#### PERMINTAAN TERTULIS 1:
Tulis ulang entri mulai dari baris pertama hingga baris yang memuat "chart-title: Day 129", kedua ujung termasuk. Ganti "y-tick-label" dengan "label-sumbu-y" dan biarkan semua bagian lain tetap sama.

JAKARTA, bisniswisata.co.id: Sarung selama ini identik hanya untuk golongan pesantren, para santri, yang hanya dipakai untuk melakukan sholat di Masjid, atau hanya dipakai orang-orang tua bahkan cenderung dianggap kampungan. Apalagi masih banyak kaum milenial tak pernah pakai sarung karena dianggap kuno, tradisional, ndeso, kampungan.
Nah, untuk merubah image dan mengubah citra buruk itu, Kementrian Ketenagakerjaan (Kemenanker) menggelar Festival Sarung Nasional. Harapannya menjadikan sarung lebih populer, lebih merakyat, lebih dicintai, lebih menggelora sehingga melahirkan image Sarung is My New Denim.
Selain itu, Festival yang pertama kali digelar ini dalam rangka mempromosikan sarung sebagai salah satu warisan budaya Indonesia di kancah nasional dan internasional. Juga mentransformasikan sarung menjadi trend setter dan gaya hidup modern, khususnya untuk generasi milenial, serta untuk mendorong ekonomi kerakyatan, khususnya UKM pengrajin sarung.
Festival ini digelar 1 Maret 2019 dan puncaknya 3 Maret 2019. Event ini didukung sembilan kementerian atau lembaga dan Presiden Joko Widodo (Jokowi) dijadwalkan hadir pada Festival Sarung Nasional untuk meresmikan Hari Sarung Nasional.

#### PERMINTAAN TERTULIS 2:
Cetak ulang seluruh teks tentang Festival Sarung Nasional tanpa mengubah apa pun.

#### INFORMASI YANG DIBERIKAN:
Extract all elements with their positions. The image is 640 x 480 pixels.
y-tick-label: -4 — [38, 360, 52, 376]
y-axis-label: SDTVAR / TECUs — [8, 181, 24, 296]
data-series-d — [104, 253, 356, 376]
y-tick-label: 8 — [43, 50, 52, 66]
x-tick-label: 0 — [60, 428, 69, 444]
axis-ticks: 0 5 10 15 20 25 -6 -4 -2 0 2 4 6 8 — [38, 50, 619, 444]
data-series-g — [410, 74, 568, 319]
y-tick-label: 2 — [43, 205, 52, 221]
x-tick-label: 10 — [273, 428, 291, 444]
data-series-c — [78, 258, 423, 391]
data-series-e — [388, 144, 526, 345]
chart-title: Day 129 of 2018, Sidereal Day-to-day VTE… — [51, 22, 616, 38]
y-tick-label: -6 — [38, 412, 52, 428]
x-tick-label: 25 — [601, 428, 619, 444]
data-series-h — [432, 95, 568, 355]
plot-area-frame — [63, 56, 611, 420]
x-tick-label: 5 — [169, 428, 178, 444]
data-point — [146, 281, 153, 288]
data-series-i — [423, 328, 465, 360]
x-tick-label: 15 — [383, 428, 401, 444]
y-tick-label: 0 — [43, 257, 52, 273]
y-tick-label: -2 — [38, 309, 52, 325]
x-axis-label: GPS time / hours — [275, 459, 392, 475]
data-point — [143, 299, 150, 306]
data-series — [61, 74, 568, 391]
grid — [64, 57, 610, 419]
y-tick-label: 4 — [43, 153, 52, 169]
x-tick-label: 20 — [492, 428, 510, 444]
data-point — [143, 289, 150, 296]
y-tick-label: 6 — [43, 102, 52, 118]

#### JAWABAN 1:
Extract all elements with their positions. The image is 640 x 480 pixels.
label-sumbu-y: -4 — [38, 360, 52, 376]
y-axis-label: SDTVAR / TECUs — [8, 181, 24, 296]
data-series-d — [104, 253, 356, 376]
label-sumbu-y: 8 — [43, 50, 52, 66]
x-tick-label: 0 — [60, 428, 69, 444]
axis-ticks: 0 5 10 15 20 25 -6 -4 -2 0 2 4 6 8 — [38, 50, 619, 444]
data-series-g — [410, 74, 568, 319]
label-sumbu-y: 2 — [43, 205, 52, 221]
x-tick-label: 10 — [273, 428, 291, 444]
data-series-c — [78, 258, 423, 391]
data-series-e — [388, 144, 526, 345]
chart-title: Day 129 of 2018, Sidereal Day-to-day VTE… — [51, 22, 616, 38]

#### JAWABAN 2:
JAKARTA, bisniswisata.co.id: Sarung selama ini identik hanya untuk golongan pesantren, para santri, yang hanya dipakai untuk melakukan sholat di Masjid, atau hanya dipakai orang-orang tua bahkan cenderung dianggap kampungan. Apalagi masih banyak kaum milenial tak pernah pakai sarung karena dianggap kuno, tradisional, ndeso, kampungan.
Nah, untuk merubah image dan mengubah citra buruk itu, Kementrian Ketenagakerjaan (Kemenanker) menggelar Festival Sarung Nasional. Harapannya menjadikan sarung lebih populer, lebih merakyat, lebih dicintai, lebih menggelora sehingga melahirkan image Sarung is My New Denim.
Selain itu, Festival yang pertama kali digelar ini dalam rangka mempromosikan sarung sebagai salah satu warisan budaya Indonesia di kancah nasional dan internasional. Juga mentransformasikan sarung menjadi trend setter dan gaya hidup modern, khususnya untuk generasi milenial, serta untuk mendorong ekonomi kerakyatan, khususnya UKM pengrajin sarung.
Festival ini digelar 1 Maret 2019 dan puncaknya 3 Maret 2019. Event ini didukung sembilan kementerian atau lembaga dan Presiden Joko Widodo (Jokowi) dijadwalkan hadir pada Festival Sarung Nasional untuk meresmikan Hari Sarung Nasional.